- Raw data -
================
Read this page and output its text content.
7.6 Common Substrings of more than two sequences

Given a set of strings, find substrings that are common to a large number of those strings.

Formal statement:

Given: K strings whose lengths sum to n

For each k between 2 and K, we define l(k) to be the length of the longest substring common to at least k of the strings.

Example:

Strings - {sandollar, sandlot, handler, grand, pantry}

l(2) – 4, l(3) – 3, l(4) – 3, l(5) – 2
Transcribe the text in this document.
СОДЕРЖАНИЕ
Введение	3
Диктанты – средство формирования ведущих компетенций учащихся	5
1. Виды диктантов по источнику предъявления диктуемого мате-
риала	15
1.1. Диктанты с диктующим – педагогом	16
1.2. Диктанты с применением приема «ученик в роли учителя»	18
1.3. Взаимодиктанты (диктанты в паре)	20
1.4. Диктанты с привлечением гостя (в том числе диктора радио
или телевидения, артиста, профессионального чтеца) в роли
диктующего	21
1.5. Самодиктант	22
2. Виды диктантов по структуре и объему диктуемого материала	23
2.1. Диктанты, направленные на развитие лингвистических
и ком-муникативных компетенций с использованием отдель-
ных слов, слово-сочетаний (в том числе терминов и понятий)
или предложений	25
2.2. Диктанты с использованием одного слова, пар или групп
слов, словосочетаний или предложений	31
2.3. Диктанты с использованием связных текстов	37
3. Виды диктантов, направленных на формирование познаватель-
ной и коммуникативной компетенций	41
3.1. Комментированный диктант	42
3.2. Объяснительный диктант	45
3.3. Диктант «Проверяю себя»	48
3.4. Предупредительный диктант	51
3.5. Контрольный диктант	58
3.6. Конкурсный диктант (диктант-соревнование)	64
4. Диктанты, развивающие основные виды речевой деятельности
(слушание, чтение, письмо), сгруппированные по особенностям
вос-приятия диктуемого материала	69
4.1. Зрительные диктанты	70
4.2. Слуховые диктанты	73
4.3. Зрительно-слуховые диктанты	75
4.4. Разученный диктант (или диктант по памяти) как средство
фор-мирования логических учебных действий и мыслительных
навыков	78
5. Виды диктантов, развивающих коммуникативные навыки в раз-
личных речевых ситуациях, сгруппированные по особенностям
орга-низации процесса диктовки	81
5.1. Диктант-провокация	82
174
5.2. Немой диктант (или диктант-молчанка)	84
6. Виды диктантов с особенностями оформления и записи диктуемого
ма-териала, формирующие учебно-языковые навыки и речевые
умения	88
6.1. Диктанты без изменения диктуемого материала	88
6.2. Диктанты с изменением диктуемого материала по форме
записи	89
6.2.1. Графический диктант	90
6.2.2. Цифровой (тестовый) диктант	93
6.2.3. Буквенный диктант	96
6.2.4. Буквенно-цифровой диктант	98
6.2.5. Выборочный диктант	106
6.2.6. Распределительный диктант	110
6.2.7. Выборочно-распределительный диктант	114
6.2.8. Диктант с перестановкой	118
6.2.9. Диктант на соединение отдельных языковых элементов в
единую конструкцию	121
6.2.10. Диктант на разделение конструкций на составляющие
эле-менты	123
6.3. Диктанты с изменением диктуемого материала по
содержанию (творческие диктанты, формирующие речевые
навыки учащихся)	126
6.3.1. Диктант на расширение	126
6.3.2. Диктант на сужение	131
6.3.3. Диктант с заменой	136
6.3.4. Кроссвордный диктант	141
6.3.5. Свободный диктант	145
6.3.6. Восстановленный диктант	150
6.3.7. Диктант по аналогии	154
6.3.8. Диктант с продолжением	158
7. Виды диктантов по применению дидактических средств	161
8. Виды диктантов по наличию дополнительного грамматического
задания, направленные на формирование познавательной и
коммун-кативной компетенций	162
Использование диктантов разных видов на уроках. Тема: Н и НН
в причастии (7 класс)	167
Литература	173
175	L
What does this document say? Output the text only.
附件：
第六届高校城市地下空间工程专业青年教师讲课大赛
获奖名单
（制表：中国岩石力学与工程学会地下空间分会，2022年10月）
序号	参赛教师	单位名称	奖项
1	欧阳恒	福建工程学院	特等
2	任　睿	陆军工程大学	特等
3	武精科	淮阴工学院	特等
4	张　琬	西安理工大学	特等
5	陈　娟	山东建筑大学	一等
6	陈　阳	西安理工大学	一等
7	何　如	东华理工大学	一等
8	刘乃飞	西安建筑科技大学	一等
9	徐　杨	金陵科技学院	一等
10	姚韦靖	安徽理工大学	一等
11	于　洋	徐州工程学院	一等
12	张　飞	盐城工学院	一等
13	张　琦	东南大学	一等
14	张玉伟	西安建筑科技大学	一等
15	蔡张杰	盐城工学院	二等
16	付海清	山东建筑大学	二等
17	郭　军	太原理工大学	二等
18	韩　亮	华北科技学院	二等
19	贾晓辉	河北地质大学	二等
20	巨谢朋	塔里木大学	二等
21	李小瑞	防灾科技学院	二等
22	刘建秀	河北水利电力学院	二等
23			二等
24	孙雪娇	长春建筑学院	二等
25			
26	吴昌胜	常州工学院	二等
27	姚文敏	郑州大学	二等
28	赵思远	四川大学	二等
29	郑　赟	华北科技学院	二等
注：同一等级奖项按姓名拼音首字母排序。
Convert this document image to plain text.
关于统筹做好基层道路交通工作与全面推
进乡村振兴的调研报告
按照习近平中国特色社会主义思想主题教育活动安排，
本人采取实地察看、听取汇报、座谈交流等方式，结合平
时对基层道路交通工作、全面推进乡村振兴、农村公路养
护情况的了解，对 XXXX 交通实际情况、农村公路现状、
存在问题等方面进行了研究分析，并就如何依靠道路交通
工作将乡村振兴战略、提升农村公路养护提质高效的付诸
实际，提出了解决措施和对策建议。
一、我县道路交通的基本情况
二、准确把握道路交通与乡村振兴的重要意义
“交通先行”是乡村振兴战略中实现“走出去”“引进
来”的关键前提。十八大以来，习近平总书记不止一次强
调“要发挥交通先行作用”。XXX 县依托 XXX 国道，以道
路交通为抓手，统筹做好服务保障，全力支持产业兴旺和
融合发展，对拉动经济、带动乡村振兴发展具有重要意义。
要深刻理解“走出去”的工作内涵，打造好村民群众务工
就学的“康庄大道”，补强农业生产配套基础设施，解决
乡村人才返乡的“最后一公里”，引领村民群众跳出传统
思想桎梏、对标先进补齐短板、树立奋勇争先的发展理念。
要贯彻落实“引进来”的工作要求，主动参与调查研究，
================
- Instruction -
Return the lines above exactly, keeping every word.

- Answer to the exercise -
Read this page and output its text content.
7.6 Common Substrings of more than two sequences

Given a set of strings, find substrings that are common to a large number of those strings.

Formal statement:

Given: K strings whose lengths sum to n

For each k between 2 and K, we define l(k) to be the length of the longest substring common to at least k of the strings.

Example:

Strings - {sandollar, sandlot, handler, grand, pantry}

l(2) – 4, l(3) – 3, l(4) – 3, l(5) – 2
Transcribe the text in this document.
СОДЕРЖАНИЕ
Введение	3
Диктанты – средство формирования ведущих компетенций учащихся	5
1. Виды диктантов по источнику предъявления диктуемого мате-
риала	15
1.1. Диктанты с диктующим – педагогом	16
1.2. Диктанты с применением приема «ученик в роли учителя»	18
1.3. Взаимодиктанты (диктанты в паре)	20
1.4. Диктанты с привлечением гостя (в том числе диктора радио
или телевидения, артиста, профессионального чтеца) в роли
диктующего	21
1.5. Самодиктант	22
2. Виды диктантов по структуре и объему диктуемого материала	23
2.1. Диктанты, направленные на развитие лингвистических
и ком-муникативных компетенций с использованием отдель-
ных слов, слово-сочетаний (в том числе терминов и понятий)
или предложений	25
2.2. Диктанты с использованием одного слова, пар или групп
слов, словосочетаний или предложений	31
2.3. Диктанты с использованием связных текстов	37
3. Виды диктантов, направленных на формирование познаватель-
ной и коммуникативной компетенций	41
3.1. Комментированный диктант	42
3.2. Объяснительный диктант	45
3.3. Диктант «Проверяю себя»	48
3.4. Предупредительный диктант	51
3.5. Контрольный диктант	58
3.6. Конкурсный диктант (диктант-соревнование)	64
4. Диктанты, развивающие основные виды речевой деятельности
(слушание, чтение, письмо), сгруппированные по особенностям
вос-приятия диктуемого материала	69
4.1. Зрительные диктанты	70
4.2. Слуховые диктанты	73
4.3. Зрительно-слуховые диктанты	75
4.4. Разученный диктант (или диктант по памяти) как средство
фор-мирования логических учебных действий и мыслительных
навыков	78
5. Виды диктантов, развивающих коммуникативные навыки в раз-
личных речевых ситуациях, сгруппированные по особенностям
орга-низации процесса диктовки	81
5.1. Диктант-провокация	82
174
5.2. Немой диктант (или диктант-молчанка)	84
6. Виды диктантов с особенностями оформления и записи диктуемого
ма-териала, формирующие учебно-языковые навыки и речевые
умения	88
6.1. Диктанты без изменения диктуемого материала	88
6.2. Диктанты с изменением диктуемого материала по форме
записи	89
6.2.1. Графический диктант	90
6.2.2. Цифровой (тестовый) диктант	93
6.2.3. Буквенный диктант	96
6.2.4. Буквенно-цифровой диктант	98
6.2.5. Выборочный диктант	106
6.2.6. Распределительный диктант	110
6.2.7. Выборочно-распределительный диктант	114
6.2.8. Диктант с перестановкой	118
6.2.9. Диктант на соединение отдельных языковых элементов в
единую конструкцию	121
6.2.10. Диктант на разделение конструкций на составляющие
эле-менты	123
6.3. Диктанты с изменением диктуемого материала по
содержанию (творческие диктанты, формирующие речевые
навыки учащихся)	126
6.3.1. Диктант на расширение	126
6.3.2. Диктант на сужение	131
6.3.3. Диктант с заменой	136
6.3.4. Кроссвордный диктант	141
6.3.5. Свободный диктант	145
6.3.6. Восстановленный диктант	150
6.3.7. Диктант по аналогии	154
6.3.8. Диктант с продолжением	158
7. Виды диктантов по применению дидактических средств	161
8. Виды диктантов по наличию дополнительного грамматического
задания, направленные на формирование познавательной и
коммун-кативной компетенций	162
Использование диктантов разных видов на уроках. Тема: Н и НН
в причастии (7 класс)	167
Литература	173
175	L
What does this document say? Output the text only.
附件：
第六届高校城市地下空间工程专业青年教师讲课大赛
获奖名单
（制表：中国岩石力学与工程学会地下空间分会，2022年10月）
序号	参赛教师	单位名称	奖项
1	欧阳恒	福建工程学院	特等
2	任　睿	陆军工程大学	特等
3	武精科	淮阴工学院	特等
4	张　琬	西安理工大学	特等
5	陈　娟	山东建筑大学	一等
6	陈　阳	西安理工大学	一等
7	何　如	东华理工大学	一等
8	刘乃飞	西安建筑科技大学	一等
9	徐　杨	金陵科技学院	一等
10	姚韦靖	安徽理工大学	一等
11	于　洋	徐州工程学院	一等
12	张　飞	盐城工学院	一等
13	张　琦	东南大学	一等
14	张玉伟	西安建筑科技大学	一等
15	蔡张杰	盐城工学院	二等
16	付海清	山东建筑大学	二等
17	郭　军	太原理工大学	二等
18	韩　亮	华北科技学院	二等
19	贾晓辉	河北地质大学	二等
20	巨谢朋	塔里木大学	二等
21	李小瑞	防灾科技学院	二等
22	刘建秀	河北水利电力学院	二等
23			二等
24	孙雪娇	长春建筑学院	二等
25			
26	吴昌胜	常州工学院	二等
27	姚文敏	郑州大学	二等
28	赵思远	四川大学	二等
29	郑　赟	华北科技学院	二等
注：同一等级奖项按姓名拼音首字母排序。
Convert this document image to plain text.
关于统筹做好基层道路交通工作与全面推
进乡村振兴的调研报告
按照习近平中国特色社会主义思想主题教育活动安排，
本人采取实地察看、听取汇报、座谈交流等方式，结合平
时对基层道路交通工作、全面推进乡村振兴、农村公路养
护情况的了解，对 XXXX 交通实际情况、农村公路现状、
存在问题等方面进行了研究分析，并就如何依靠道路交通
工作将乡村振兴战略、提升农村公路养护提质高效的付诸
实际，提出了解决措施和对策建议。
一、我县道路交通的基本情况
二、准确把握道路交通与乡村振兴的重要意义
“交通先行”是乡村振兴战略中实现“走出去”“引进
来”的关键前提。十八大以来，习近平总书记不止一次强
调“要发挥交通先行作用”。XXX 县依托 XXX 国道，以道
路交通为抓手，统筹做好服务保障，全力支持产业兴旺和
融合发展，对拉动经济、带动乡村振兴发展具有重要意义。
要深刻理解“走出去”的工作内涵，打造好村民群众务工
就学的“康庄大道”，补强农业生产配套基础设施，解决
乡村人才返乡的“最后一公里”，引领村民群众跳出传统
思想桎梏、对标先进补齐短板、树立奋勇争先的发展理念。
要贯彻落实“引进来”的工作要求，主动参与调查研究，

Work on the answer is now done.